Using the listing below, please gather every line containing the word "Lesley".

___ LISTED RECORDS

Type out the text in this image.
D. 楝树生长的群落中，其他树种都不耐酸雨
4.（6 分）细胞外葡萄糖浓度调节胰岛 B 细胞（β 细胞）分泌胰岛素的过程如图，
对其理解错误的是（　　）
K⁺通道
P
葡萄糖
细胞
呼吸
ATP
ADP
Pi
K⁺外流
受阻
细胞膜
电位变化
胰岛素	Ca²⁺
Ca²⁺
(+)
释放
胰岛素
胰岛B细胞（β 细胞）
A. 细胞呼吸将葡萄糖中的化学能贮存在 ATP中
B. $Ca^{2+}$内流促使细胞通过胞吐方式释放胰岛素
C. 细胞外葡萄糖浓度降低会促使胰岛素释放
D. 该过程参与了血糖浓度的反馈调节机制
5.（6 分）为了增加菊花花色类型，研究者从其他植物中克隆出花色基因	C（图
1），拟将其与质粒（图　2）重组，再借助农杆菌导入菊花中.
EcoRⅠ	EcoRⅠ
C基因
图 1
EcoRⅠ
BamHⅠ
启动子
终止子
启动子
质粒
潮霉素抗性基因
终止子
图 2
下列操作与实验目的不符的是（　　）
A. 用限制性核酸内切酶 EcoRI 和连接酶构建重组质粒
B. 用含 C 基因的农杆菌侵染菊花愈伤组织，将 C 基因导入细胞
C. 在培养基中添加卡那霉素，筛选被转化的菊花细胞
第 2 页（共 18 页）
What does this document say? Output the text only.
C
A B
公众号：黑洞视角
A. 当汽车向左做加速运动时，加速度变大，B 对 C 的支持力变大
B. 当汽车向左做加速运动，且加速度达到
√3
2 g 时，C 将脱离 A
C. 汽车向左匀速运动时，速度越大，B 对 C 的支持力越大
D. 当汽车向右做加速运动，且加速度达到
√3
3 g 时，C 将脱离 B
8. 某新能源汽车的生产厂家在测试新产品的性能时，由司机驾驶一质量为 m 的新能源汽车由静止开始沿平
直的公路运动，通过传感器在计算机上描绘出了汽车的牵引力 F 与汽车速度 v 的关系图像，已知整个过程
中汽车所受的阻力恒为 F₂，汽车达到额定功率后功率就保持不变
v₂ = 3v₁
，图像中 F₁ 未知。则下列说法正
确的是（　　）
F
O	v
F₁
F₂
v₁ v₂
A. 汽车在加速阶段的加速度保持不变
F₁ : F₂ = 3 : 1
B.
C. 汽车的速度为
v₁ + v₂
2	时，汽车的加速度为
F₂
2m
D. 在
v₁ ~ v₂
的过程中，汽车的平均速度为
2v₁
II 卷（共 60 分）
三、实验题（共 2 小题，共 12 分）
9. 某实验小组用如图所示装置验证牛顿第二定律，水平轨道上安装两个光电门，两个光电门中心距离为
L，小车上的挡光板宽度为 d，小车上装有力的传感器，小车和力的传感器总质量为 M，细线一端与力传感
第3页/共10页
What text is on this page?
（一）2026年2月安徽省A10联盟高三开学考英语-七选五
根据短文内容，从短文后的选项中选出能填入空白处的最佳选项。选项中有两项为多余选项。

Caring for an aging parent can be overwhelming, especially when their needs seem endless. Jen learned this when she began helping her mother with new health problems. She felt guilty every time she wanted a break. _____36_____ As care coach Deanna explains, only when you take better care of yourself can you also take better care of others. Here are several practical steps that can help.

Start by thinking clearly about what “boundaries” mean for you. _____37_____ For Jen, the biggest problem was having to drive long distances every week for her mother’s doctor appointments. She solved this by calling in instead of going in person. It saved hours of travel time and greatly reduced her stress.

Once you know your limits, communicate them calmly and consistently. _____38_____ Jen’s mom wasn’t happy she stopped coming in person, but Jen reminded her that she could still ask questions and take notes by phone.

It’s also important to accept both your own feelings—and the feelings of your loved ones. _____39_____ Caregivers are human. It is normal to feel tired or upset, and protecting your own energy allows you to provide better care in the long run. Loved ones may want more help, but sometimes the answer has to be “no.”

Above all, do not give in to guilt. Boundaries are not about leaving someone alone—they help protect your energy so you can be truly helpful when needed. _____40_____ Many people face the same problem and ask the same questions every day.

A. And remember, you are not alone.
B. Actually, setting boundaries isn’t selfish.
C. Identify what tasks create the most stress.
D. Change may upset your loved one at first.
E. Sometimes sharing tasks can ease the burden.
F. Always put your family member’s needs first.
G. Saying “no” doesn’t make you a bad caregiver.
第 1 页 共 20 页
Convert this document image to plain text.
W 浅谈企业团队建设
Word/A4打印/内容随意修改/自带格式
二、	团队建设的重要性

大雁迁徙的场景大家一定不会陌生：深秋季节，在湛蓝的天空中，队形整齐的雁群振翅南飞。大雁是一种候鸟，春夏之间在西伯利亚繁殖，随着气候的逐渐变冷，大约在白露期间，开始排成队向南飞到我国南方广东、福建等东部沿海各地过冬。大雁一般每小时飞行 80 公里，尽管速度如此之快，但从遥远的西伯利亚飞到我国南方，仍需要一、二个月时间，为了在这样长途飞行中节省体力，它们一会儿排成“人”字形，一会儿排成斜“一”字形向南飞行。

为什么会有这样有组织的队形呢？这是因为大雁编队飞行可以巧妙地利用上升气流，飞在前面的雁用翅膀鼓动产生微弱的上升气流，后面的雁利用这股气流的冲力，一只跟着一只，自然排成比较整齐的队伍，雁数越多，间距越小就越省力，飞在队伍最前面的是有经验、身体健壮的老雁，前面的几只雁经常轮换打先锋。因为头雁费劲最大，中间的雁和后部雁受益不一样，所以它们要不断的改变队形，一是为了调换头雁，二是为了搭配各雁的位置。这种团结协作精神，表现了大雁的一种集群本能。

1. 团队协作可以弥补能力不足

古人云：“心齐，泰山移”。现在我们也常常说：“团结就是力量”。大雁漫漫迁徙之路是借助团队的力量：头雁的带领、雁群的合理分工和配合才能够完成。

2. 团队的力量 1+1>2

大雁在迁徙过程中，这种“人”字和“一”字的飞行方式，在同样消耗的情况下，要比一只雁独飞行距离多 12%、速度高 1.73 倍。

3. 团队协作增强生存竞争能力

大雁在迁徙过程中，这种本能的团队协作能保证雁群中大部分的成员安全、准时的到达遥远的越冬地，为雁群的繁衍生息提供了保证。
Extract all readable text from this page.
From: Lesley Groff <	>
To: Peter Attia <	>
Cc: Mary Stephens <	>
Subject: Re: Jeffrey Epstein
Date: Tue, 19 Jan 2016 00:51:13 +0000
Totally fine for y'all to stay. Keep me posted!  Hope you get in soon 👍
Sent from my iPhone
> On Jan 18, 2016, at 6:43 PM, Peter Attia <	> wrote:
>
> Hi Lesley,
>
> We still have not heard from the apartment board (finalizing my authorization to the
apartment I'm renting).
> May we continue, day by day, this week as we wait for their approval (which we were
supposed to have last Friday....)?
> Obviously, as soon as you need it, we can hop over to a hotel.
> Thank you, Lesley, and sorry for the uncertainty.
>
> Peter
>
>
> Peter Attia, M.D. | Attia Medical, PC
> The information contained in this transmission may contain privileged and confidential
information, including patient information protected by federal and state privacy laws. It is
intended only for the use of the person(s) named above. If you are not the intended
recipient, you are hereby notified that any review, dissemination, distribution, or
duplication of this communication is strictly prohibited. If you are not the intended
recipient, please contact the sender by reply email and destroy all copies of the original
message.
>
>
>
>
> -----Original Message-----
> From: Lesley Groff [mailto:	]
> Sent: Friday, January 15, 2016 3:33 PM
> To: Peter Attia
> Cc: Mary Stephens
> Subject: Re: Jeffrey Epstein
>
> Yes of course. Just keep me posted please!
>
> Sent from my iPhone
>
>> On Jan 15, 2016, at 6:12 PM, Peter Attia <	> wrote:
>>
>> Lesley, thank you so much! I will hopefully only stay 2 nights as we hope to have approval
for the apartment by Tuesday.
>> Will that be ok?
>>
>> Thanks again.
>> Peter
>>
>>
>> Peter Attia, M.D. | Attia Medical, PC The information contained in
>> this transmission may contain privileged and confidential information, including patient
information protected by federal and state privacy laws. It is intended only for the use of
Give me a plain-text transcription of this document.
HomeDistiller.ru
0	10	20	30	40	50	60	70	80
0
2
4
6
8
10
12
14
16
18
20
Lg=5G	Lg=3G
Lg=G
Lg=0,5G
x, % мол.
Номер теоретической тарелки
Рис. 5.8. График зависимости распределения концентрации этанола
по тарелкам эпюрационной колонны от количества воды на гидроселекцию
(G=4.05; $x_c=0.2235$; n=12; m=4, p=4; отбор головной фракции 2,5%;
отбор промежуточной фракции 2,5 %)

______

-- EXPECTED OUTPUT --
From: Lesley Groff <	>
> Hi Lesley,
> Thank you, Lesley, and sorry for the uncertainty.
> From: Lesley Groff [mailto:	]
>> Lesley, thank you so much! I will hopefully only stay 2 nights as we hope to have approval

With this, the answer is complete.